··· RAW RECORDS

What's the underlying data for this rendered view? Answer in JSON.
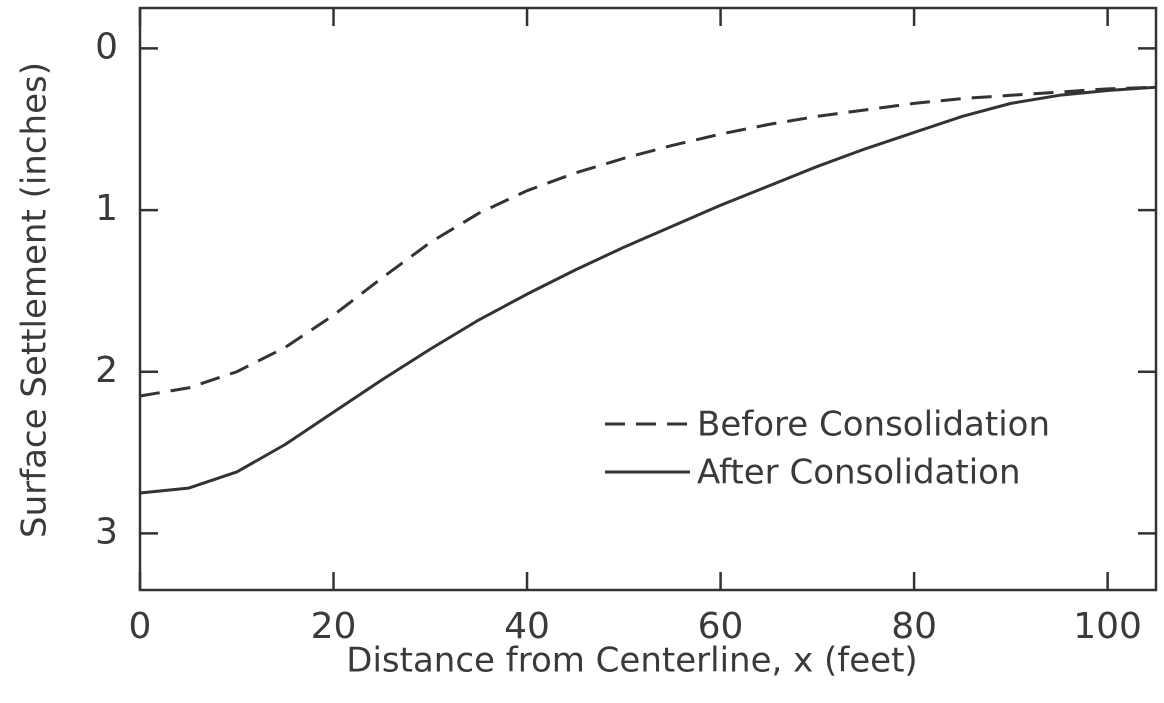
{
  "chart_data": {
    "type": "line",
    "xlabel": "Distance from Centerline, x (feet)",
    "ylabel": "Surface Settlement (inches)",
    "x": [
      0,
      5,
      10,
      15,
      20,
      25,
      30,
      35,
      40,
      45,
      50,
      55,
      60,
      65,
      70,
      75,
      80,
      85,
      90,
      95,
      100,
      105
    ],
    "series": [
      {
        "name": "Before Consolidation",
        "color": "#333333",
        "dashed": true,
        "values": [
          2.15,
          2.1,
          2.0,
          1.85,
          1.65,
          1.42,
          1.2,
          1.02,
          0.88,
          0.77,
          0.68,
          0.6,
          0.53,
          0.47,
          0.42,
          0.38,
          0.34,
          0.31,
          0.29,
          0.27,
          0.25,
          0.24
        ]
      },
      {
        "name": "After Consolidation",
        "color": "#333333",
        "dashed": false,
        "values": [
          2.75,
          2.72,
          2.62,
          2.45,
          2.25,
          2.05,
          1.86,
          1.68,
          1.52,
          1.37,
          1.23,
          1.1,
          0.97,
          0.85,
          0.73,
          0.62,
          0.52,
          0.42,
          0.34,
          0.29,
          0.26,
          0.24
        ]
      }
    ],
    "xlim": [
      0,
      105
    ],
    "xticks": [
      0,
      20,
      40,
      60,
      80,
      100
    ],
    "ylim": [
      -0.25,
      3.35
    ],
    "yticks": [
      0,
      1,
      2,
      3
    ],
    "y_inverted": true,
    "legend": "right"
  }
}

······

In the entries above, find every line holding the word "name" and copy it out.

- **CORRECT RESPONSE**:
        "name": "Before Consolidation",
        "name": "After Consolidation",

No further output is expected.